START

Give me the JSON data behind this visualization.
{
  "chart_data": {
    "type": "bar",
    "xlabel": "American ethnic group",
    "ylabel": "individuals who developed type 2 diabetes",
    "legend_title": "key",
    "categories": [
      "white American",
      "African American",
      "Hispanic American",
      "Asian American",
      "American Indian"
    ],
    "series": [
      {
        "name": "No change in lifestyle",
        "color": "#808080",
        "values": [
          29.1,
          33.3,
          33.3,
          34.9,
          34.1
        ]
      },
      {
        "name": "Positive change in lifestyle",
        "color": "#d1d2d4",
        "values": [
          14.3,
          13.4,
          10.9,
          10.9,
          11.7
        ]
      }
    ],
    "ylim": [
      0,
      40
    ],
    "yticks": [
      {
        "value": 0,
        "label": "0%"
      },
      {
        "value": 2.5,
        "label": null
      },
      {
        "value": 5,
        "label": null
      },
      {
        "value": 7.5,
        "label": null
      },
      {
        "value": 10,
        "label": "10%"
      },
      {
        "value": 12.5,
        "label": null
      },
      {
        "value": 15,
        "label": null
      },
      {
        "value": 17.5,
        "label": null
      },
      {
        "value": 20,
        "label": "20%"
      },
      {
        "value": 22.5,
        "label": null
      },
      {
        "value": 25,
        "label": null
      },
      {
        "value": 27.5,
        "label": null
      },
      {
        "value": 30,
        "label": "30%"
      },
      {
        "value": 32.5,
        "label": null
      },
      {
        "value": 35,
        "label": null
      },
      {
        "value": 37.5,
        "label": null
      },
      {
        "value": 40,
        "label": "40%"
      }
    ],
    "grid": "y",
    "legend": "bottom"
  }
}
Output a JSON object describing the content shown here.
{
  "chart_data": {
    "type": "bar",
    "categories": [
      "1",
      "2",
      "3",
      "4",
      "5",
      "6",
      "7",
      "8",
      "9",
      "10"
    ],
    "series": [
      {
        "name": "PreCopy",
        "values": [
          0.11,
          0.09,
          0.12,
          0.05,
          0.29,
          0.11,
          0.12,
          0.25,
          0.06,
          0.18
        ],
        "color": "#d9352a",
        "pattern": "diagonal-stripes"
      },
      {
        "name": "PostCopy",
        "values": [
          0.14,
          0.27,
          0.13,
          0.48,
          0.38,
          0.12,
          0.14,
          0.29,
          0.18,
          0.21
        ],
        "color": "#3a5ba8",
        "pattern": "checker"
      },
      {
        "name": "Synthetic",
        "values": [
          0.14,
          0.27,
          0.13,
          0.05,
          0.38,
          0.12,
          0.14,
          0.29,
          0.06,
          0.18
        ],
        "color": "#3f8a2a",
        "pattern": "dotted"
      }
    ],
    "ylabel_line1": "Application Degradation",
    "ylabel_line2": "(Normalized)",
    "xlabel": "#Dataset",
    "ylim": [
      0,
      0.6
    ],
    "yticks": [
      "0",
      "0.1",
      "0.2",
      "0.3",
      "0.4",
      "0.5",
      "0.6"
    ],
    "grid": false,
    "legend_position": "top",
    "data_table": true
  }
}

END

WORK TO DO - Every entry must be retyped in full, exactly as given.

EXERCISE ANSWER -
Give me the JSON data behind this visualization.
{
  "chart_data": {
    "type": "bar",
    "xlabel": "American ethnic group",
    "ylabel": "individuals who developed type 2 diabetes",
    "legend_title": "key",
    "categories": [
      "white American",
      "African American",
      "Hispanic American",
      "Asian American",
      "American Indian"
    ],
    "series": [
      {
        "name": "No change in lifestyle",
        "color": "#808080",
        "values": [
          29.1,
          33.3,
          33.3,
          34.9,
          34.1
        ]
      },
      {
        "name": "Positive change in lifestyle",
        "color": "#d1d2d4",
        "values": [
          14.3,
          13.4,
          10.9,
          10.9,
          11.7
        ]
      }
    ],
    "ylim": [
      0,
      40
    ],
    "yticks": [
      {
        "value": 0,
        "label": "0%"
      },
      {
        "value": 2.5,
        "label": null
      },
      {
        "value": 5,
        "label": null
      },
      {
        "value": 7.5,
        "label": null
      },
      {
        "value": 10,
        "label": "10%"
      },
      {
        "value": 12.5,
        "label": null
      },
      {
        "value": 15,
        "label": null
      },
      {
        "value": 17.5,
        "label": null
      },
      {
        "value": 20,
        "label": "20%"
      },
      {
        "value": 22.5,
        "label": null
      },
      {
        "value": 25,
        "label": null
      },
      {
        "value": 27.5,
        "label": null
      },
      {
        "value": 30,
        "label": "30%"
      },
      {
        "value": 32.5,
        "label": null
      },
      {
        "value": 35,
        "label": null
      },
      {
        "value": 37.5,
        "label": null
      },
      {
        "value": 40,
        "label": "40%"
      }
    ],
    "grid": "y",
    "legend": "bottom"
  }
}
Output a JSON object describing the content shown here.
{
  "chart_data": {
    "type": "bar",
    "categories": [
      "1",
      "2",
      "3",
      "4",
      "5",
      "6",
      "7",
      "8",
      "9",
      "10"
    ],
    "series": [
      {
        "name": "PreCopy",
        "values": [
          0.11,
          0.09,
          0.12,
          0.05,
          0.29,
          0.11,
          0.12,
          0.25,
          0.06,
          0.18
        ],
        "color": "#d9352a",
        "pattern": "diagonal-stripes"
      },
      {
        "name": "PostCopy",
        "values": [
          0.14,
          0.27,
          0.13,
          0.48,
          0.38,
          0.12,
          0.14,
          0.29,
          0.18,
          0.21
        ],
        "color": "#3a5ba8",
        "pattern": "checker"
      },
      {
        "name": "Synthetic",
        "values": [
          0.14,
          0.27,
          0.13,
          0.05,
          0.38,
          0.12,
          0.14,
          0.29,
          0.06,
          0.18
        ],
        "color": "#3f8a2a",
        "pattern": "dotted"
      }
    ],
    "ylabel_line1": "Application Degradation",
    "ylabel_line2": "(Normalized)",
    "xlabel": "#Dataset",
    "ylim": [
      0,
      0.6
    ],
    "yticks": [
      "0",
      "0.1",
      "0.2",
      "0.3",
      "0.4",
      "0.5",
      "0.6"
    ],
    "grid": false,
    "legend_position": "top",
    "data_table": true
  }
}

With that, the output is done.